**WHAT THE TASK ASKS:** Count every line that includes the string "confit" in the entries that follow. Nothing besides the number is needed.

___ RECORDS SHOWN ___

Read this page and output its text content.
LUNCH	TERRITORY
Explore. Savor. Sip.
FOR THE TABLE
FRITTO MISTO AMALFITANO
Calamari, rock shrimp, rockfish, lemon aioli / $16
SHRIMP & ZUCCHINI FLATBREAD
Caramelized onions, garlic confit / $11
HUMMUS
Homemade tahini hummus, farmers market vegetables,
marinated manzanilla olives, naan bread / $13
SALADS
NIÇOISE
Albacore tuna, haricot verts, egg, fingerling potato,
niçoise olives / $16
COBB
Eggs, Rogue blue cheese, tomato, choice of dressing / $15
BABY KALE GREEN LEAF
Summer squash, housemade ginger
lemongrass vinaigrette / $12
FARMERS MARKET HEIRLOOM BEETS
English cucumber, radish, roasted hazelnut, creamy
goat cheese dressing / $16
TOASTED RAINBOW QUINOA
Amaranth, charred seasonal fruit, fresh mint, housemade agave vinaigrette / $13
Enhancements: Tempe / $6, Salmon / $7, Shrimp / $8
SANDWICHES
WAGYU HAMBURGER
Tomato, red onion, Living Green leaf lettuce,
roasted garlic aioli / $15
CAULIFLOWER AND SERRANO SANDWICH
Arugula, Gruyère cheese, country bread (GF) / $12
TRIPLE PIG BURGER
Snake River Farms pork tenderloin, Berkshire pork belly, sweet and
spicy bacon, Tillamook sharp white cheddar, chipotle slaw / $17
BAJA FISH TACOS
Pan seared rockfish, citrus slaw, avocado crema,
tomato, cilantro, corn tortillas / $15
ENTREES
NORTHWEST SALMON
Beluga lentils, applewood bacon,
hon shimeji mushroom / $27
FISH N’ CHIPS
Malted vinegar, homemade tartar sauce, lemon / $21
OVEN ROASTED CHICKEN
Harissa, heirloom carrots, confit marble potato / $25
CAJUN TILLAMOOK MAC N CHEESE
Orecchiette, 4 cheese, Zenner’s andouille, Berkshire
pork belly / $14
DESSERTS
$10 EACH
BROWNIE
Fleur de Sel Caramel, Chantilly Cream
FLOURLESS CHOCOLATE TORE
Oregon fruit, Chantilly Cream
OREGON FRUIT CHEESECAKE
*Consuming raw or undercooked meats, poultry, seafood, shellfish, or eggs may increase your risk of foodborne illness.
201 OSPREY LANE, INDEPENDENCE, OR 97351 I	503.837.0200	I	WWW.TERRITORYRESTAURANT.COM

___

**FINAL RESULT:** 2